• What is required: Print all entries precisely as they are written.

• Data section:
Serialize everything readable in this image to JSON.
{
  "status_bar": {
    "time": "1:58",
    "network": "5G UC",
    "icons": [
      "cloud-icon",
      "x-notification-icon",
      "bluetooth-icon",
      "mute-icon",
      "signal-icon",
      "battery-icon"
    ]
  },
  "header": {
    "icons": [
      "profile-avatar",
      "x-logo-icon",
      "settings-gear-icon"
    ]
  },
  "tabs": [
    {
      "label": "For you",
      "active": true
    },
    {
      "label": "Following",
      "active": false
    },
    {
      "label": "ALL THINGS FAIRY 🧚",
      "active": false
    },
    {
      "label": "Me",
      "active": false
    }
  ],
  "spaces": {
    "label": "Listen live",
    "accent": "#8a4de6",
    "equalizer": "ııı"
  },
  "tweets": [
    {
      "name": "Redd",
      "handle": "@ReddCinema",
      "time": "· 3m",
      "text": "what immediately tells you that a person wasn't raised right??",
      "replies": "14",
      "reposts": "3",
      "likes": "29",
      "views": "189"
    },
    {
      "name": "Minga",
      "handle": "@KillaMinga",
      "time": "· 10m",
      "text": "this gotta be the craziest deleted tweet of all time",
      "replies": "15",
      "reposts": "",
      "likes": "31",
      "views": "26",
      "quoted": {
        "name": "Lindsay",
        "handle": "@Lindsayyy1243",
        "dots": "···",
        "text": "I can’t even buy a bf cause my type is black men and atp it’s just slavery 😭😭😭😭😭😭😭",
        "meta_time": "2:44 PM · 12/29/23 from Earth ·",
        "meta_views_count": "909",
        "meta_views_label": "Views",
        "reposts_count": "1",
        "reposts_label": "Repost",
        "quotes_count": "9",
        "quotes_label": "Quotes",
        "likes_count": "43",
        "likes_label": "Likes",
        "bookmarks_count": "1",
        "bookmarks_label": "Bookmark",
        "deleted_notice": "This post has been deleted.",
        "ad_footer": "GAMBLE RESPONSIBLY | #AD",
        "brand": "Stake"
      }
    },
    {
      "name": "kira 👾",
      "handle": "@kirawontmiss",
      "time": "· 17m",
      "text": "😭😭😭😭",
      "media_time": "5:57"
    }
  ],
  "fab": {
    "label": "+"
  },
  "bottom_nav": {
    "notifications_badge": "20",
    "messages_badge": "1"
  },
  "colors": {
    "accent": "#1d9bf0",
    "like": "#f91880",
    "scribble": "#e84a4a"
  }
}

• Task answer:
Serialize everything readable in this image to JSON.
{
  "status_bar": {
    "time": "1:58",
    "network": "5G UC",
    "icons": [
      "cloud-icon",
      "x-notification-icon",
      "bluetooth-icon",
      "mute-icon",
      "signal-icon",
      "battery-icon"
    ]
  },
  "header": {
    "icons": [
      "profile-avatar",
      "x-logo-icon",
      "settings-gear-icon"
    ]
  },
  "tabs": [
    {
      "label": "For you",
      "active": true
    },
    {
      "label": "Following",
      "active": false
    },
    {
      "label": "ALL THINGS FAIRY 🧚",
      "active": false
    },
    {
      "label": "Me",
      "active": false
    }
  ],
  "spaces": {
    "label": "Listen live",
    "accent": "#8a4de6",
    "equalizer": "ııı"
  },
  "tweets": [
    {
      "name": "Redd",
      "handle": "@ReddCinema",
      "time": "· 3m",
      "text": "what immediately tells you that a person wasn't raised right??",
      "replies": "14",
      "reposts": "3",
      "likes": "29",
      "views": "189"
    },
    {
      "name": "Minga",
      "handle": "@KillaMinga",
      "time": "· 10m",
      "text": "this gotta be the craziest deleted tweet of all time",
      "replies": "15",
      "reposts": "",
      "likes": "31",
      "views": "26",
      "quoted": {
        "name": "Lindsay",
        "handle": "@Lindsayyy1243",
        "dots": "···",
        "text": "I can’t even buy a bf cause my type is black men and atp it’s just slavery 😭😭😭😭😭😭😭",
        "meta_time": "2:44 PM · 12/29/23 from Earth ·",
        "meta_views_count": "909",
        "meta_views_label": "Views",
        "reposts_count": "1",
        "reposts_label": "Repost",
        "quotes_count": "9",
        "quotes_label": "Quotes",
        "likes_count": "43",
        "likes_label": "Likes",
        "bookmarks_count": "1",
        "bookmarks_label": "Bookmark",
        "deleted_notice": "This post has been deleted.",
        "ad_footer": "GAMBLE RESPONSIBLY | #AD",
        "brand": "Stake"
      }
    },
    {
      "name": "kira 👾",
      "handle": "@kirawontmiss",
      "time": "· 17m",
      "text": "😭😭😭😭",
      "media_time": "5:57"
    }
  ],
  "fab": {
    "label": "+"
  },
  "bottom_nav": {
    "notifications_badge": "20",
    "messages_badge": "1"
  },
  "colors": {
    "accent": "#1d9bf0",
    "like": "#f91880",
    "scribble": "#e84a4a"
  }
}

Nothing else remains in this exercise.